RECORDS SHOWN —
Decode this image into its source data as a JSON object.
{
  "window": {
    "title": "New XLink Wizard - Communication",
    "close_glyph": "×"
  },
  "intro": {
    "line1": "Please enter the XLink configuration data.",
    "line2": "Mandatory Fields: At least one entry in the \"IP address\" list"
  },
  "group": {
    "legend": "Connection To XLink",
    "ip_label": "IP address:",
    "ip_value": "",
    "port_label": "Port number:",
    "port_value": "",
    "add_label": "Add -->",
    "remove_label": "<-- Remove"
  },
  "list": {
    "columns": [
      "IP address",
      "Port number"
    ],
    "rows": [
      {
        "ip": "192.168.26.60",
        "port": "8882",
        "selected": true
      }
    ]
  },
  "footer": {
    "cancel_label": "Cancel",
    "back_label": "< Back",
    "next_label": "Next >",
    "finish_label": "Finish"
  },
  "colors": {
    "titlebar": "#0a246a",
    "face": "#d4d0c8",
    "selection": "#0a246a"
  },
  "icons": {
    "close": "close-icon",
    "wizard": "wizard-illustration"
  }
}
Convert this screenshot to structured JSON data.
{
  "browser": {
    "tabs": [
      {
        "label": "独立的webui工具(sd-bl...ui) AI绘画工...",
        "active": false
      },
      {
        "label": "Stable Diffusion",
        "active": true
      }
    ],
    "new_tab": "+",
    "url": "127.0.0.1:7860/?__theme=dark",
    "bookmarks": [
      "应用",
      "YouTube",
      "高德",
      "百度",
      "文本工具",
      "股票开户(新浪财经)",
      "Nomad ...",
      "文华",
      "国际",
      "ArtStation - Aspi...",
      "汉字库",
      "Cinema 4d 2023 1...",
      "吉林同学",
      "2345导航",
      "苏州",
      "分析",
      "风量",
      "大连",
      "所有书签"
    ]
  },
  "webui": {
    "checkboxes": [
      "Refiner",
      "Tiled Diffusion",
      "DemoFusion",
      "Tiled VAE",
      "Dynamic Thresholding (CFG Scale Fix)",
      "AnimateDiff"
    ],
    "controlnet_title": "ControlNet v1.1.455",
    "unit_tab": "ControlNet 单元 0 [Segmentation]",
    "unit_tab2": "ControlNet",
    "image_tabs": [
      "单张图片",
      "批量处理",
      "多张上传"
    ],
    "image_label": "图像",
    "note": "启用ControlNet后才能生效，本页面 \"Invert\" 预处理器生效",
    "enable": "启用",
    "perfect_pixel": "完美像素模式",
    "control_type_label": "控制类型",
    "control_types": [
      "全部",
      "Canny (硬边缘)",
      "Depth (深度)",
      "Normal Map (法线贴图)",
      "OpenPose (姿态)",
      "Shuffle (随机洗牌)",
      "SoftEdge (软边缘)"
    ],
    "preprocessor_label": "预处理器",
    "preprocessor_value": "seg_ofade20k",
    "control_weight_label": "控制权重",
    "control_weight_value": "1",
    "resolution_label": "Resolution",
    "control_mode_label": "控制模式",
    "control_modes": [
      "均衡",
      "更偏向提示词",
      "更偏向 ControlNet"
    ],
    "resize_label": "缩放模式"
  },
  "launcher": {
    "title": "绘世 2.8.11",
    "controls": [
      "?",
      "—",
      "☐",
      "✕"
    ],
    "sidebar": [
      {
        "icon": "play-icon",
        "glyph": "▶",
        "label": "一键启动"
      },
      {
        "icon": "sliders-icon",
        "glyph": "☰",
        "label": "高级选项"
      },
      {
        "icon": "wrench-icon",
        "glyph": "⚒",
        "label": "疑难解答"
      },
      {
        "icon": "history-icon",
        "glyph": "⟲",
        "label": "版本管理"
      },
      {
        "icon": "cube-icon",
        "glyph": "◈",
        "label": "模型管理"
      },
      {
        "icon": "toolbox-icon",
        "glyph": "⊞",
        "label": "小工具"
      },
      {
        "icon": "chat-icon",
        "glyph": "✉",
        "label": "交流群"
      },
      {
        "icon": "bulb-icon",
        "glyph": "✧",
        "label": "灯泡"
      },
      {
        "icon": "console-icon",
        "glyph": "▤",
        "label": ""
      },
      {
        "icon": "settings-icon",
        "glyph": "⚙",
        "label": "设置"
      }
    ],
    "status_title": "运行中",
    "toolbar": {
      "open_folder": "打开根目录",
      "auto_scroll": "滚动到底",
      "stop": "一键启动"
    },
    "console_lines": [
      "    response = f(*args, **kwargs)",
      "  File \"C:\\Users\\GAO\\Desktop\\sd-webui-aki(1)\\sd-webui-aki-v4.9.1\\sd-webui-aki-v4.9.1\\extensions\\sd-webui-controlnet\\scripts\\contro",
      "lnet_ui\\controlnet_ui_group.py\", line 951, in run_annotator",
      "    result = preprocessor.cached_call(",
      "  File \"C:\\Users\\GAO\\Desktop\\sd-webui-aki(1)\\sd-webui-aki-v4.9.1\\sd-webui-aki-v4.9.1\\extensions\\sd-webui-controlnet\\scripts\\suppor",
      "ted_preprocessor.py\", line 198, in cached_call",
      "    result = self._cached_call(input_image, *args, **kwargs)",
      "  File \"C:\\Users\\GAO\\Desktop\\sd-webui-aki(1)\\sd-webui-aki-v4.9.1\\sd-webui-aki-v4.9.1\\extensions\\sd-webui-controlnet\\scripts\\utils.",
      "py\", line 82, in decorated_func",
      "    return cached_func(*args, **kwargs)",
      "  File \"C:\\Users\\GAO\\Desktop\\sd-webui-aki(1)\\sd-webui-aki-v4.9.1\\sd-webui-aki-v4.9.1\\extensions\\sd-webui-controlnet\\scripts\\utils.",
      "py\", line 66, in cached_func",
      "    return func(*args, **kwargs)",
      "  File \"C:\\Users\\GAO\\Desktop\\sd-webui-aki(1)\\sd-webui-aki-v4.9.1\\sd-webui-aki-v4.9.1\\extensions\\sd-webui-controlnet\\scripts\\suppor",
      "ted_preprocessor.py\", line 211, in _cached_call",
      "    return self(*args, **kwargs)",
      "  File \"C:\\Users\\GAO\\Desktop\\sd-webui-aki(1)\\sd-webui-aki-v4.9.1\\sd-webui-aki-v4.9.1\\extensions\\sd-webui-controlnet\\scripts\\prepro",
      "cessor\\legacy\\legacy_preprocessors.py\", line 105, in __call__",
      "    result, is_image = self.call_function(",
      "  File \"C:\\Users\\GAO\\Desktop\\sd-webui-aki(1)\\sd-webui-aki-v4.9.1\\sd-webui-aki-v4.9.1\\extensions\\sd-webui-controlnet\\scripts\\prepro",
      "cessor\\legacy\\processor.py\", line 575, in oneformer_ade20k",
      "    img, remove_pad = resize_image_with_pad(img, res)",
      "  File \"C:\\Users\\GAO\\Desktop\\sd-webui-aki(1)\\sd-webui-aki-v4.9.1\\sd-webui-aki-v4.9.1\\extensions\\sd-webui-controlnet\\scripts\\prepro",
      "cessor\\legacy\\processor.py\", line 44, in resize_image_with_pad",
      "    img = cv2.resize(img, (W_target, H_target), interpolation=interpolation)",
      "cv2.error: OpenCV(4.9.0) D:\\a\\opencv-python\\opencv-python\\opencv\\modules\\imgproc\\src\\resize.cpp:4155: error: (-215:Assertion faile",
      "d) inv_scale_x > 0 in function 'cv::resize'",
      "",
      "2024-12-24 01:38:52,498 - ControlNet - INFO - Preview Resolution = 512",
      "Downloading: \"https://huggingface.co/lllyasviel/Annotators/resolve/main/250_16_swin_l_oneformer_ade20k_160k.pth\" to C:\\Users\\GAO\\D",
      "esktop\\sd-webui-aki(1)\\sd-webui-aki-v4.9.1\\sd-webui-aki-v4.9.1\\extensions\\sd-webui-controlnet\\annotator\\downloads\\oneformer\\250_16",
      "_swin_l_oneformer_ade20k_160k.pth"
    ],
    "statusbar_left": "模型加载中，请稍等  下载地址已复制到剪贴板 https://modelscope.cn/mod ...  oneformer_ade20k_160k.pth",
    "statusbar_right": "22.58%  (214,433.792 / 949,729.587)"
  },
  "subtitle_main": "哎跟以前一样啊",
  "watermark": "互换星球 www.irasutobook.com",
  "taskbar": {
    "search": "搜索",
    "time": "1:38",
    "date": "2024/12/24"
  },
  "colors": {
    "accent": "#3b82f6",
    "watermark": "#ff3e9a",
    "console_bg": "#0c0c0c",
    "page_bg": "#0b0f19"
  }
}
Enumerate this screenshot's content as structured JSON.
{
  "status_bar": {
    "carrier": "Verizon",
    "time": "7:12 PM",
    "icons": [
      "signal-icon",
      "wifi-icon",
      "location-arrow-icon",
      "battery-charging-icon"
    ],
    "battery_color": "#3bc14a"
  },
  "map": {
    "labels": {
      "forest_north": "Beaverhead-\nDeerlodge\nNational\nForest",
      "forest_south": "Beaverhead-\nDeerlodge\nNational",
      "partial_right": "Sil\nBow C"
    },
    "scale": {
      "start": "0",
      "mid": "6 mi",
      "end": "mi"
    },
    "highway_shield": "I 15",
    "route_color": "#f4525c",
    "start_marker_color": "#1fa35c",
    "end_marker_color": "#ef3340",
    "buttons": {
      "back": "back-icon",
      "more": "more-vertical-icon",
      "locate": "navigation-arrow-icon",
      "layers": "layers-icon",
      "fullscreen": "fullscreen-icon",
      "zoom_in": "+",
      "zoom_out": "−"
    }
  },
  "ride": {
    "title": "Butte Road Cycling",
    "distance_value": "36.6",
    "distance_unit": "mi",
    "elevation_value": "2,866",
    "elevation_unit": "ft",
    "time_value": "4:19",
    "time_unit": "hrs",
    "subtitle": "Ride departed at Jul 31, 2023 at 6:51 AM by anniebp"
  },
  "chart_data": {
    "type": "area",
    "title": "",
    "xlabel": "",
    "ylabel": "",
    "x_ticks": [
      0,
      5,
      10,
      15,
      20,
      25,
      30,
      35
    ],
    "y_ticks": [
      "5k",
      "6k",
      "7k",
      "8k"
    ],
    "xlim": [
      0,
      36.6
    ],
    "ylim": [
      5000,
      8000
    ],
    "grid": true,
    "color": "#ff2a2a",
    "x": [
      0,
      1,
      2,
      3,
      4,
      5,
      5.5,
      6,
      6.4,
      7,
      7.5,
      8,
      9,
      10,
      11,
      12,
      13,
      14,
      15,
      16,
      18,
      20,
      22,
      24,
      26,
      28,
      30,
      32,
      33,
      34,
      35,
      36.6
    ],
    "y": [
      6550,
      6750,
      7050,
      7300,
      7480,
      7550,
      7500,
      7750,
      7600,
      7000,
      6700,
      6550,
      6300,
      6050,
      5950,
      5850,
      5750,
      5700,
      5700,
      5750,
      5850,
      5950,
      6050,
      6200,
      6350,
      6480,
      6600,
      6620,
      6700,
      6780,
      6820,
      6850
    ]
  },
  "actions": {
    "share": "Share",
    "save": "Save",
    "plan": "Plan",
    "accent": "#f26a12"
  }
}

EXERCISE GOAL — Which lines hold the word "https"? Show each one.

FINAL ANSWER —
      "Downloading: \"https://huggingface.co/lllyasviel/Annotators/resolve/main/250_16_swin_l_oneformer_ade20k_160k.pth\" to C:\\Users\\GAO\\D",
    "statusbar_left": "模型加载中，请稍等  下载地址已复制到剪贴板 https://modelscope.cn/mod ...  oneformer_ade20k_160k.pth",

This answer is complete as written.